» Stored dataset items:
* * * * * * *
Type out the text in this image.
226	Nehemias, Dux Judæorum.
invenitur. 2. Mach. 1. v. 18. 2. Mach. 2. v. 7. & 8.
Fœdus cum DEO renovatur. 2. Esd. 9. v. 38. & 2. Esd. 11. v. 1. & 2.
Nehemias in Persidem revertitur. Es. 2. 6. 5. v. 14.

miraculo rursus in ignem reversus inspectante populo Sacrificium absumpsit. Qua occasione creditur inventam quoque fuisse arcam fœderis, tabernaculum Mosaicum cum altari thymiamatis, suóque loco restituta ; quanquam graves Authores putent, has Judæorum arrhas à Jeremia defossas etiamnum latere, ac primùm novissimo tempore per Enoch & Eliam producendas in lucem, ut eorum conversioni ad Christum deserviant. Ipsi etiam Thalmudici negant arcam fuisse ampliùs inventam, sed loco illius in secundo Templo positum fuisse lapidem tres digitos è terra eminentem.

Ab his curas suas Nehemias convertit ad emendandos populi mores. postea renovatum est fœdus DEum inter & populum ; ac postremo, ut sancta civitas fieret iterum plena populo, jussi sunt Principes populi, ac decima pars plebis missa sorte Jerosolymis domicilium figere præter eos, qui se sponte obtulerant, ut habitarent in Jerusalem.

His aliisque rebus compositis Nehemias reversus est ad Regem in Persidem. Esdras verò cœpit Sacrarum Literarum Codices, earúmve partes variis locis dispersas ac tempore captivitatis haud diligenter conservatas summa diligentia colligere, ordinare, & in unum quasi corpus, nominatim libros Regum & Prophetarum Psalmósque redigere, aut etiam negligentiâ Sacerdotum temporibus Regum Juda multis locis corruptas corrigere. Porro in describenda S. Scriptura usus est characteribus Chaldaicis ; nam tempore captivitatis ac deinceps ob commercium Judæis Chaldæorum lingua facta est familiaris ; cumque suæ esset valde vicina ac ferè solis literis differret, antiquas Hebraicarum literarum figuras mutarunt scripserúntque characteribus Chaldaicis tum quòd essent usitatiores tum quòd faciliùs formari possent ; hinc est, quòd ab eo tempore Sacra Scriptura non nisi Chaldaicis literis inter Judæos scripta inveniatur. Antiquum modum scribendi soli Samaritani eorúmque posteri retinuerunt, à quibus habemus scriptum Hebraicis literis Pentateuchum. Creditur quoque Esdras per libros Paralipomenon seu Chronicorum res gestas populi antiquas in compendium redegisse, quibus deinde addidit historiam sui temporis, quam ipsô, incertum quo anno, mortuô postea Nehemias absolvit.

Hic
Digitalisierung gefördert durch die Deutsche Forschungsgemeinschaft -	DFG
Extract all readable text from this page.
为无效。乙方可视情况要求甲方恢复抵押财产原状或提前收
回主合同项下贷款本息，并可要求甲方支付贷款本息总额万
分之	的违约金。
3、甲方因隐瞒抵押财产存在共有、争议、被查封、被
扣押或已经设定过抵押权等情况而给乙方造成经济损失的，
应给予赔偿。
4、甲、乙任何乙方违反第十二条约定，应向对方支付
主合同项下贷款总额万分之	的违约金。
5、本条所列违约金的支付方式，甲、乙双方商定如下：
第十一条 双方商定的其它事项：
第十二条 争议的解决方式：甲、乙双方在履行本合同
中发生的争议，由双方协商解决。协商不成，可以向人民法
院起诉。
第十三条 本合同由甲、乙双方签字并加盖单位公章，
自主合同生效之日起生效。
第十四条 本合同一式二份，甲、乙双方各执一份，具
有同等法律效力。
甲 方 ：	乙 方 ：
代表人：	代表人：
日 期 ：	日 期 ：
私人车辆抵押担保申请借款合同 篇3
* * * * * * *
» Problem to solve:
Copy the records above exactly.

» Solution to the exercise:
Type out the text in this image.
226	Nehemias, Dux Judæorum.
invenitur. 2. Mach. 1. v. 18. 2. Mach. 2. v. 7. & 8.
Fœdus cum DEO renovatur. 2. Esd. 9. v. 38. & 2. Esd. 11. v. 1. & 2.
Nehemias in Persidem revertitur. Es. 2. 6. 5. v. 14.

miraculo rursus in ignem reversus inspectante populo Sacrificium absumpsit. Qua occasione creditur inventam quoque fuisse arcam fœderis, tabernaculum Mosaicum cum altari thymiamatis, suóque loco restituta ; quanquam graves Authores putent, has Judæorum arrhas à Jeremia defossas etiamnum latere, ac primùm novissimo tempore per Enoch & Eliam producendas in lucem, ut eorum conversioni ad Christum deserviant. Ipsi etiam Thalmudici negant arcam fuisse ampliùs inventam, sed loco illius in secundo Templo positum fuisse lapidem tres digitos è terra eminentem.

Ab his curas suas Nehemias convertit ad emendandos populi mores. postea renovatum est fœdus DEum inter & populum ; ac postremo, ut sancta civitas fieret iterum plena populo, jussi sunt Principes populi, ac decima pars plebis missa sorte Jerosolymis domicilium figere præter eos, qui se sponte obtulerant, ut habitarent in Jerusalem.

His aliisque rebus compositis Nehemias reversus est ad Regem in Persidem. Esdras verò cœpit Sacrarum Literarum Codices, earúmve partes variis locis dispersas ac tempore captivitatis haud diligenter conservatas summa diligentia colligere, ordinare, & in unum quasi corpus, nominatim libros Regum & Prophetarum Psalmósque redigere, aut etiam negligentiâ Sacerdotum temporibus Regum Juda multis locis corruptas corrigere. Porro in describenda S. Scriptura usus est characteribus Chaldaicis ; nam tempore captivitatis ac deinceps ob commercium Judæis Chaldæorum lingua facta est familiaris ; cumque suæ esset valde vicina ac ferè solis literis differret, antiquas Hebraicarum literarum figuras mutarunt scripserúntque characteribus Chaldaicis tum quòd essent usitatiores tum quòd faciliùs formari possent ; hinc est, quòd ab eo tempore Sacra Scriptura non nisi Chaldaicis literis inter Judæos scripta inveniatur. Antiquum modum scribendi soli Samaritani eorúmque posteri retinuerunt, à quibus habemus scriptum Hebraicis literis Pentateuchum. Creditur quoque Esdras per libros Paralipomenon seu Chronicorum res gestas populi antiquas in compendium redegisse, quibus deinde addidit historiam sui temporis, quam ipsô, incertum quo anno, mortuô postea Nehemias absolvit.

Hic
Digitalisierung gefördert durch die Deutsche Forschungsgemeinschaft -	DFG
Extract all readable text from this page.
为无效。乙方可视情况要求甲方恢复抵押财产原状或提前收
回主合同项下贷款本息，并可要求甲方支付贷款本息总额万
分之	的违约金。
3、甲方因隐瞒抵押财产存在共有、争议、被查封、被
扣押或已经设定过抵押权等情况而给乙方造成经济损失的，
应给予赔偿。
4、甲、乙任何乙方违反第十二条约定，应向对方支付
主合同项下贷款总额万分之	的违约金。
5、本条所列违约金的支付方式，甲、乙双方商定如下：
第十一条 双方商定的其它事项：
第十二条 争议的解决方式：甲、乙双方在履行本合同
中发生的争议，由双方协商解决。协商不成，可以向人民法
院起诉。
第十三条 本合同由甲、乙双方签字并加盖单位公章，
自主合同生效之日起生效。
第十四条 本合同一式二份，甲、乙双方各执一份，具
有同等法律效力。
甲 方 ：	乙 方 ：
代表人：	代表人：
日 期 ：	日 期 ：
私人车辆抵押担保申请借款合同 篇3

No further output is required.